Data for processing =>
++++++

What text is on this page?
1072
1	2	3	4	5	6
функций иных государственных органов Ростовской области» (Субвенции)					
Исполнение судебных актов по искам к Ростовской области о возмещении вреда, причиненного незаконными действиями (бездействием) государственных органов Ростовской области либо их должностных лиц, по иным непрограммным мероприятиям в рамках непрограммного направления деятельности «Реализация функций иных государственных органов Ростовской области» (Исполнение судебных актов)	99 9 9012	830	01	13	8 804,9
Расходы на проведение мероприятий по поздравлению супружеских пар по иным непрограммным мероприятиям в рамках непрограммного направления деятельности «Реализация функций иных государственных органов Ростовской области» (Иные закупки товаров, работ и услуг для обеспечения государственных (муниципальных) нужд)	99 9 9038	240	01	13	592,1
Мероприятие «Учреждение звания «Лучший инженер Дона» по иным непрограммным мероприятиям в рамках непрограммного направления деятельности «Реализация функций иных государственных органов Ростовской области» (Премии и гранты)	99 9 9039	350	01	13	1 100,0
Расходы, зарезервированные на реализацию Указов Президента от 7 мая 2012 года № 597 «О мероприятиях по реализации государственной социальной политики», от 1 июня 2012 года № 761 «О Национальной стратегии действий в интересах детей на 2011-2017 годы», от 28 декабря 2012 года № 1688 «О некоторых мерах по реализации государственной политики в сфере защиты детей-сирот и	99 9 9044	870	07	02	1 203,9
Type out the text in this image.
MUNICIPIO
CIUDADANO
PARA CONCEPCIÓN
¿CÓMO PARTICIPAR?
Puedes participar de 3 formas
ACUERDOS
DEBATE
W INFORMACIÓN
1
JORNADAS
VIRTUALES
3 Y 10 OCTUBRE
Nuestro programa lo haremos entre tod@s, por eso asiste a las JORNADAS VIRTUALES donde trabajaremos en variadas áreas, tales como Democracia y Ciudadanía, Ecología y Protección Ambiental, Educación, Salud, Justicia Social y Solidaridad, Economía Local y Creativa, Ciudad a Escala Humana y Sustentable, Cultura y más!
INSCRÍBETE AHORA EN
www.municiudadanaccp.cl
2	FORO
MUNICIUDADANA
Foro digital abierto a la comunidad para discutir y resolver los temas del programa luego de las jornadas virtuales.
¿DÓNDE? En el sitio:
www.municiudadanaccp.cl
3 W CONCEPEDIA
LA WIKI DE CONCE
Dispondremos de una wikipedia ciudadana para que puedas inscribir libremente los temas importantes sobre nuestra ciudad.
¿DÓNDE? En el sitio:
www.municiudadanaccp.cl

++++++

Description of the task =>
Lines that hold "programa" are the ones to copy; find all of them.

Correct result =>
Nuestro programa lo haremos entre tod@s, por eso asiste a las JORNADAS VIRTUALES donde trabajaremos en variadas áreas, tales como Democracia y Ciudadanía, Ecología y Protección Ambiental, Educación, Salud, Justicia Social y Solidaridad, Economía Local y Creativa, Ciudad a Escala Humana y Sustentable, Cultura y más!
Foro digital abierto a la comunidad para discutir y resolver los temas del programa luego de las jornadas virtuales.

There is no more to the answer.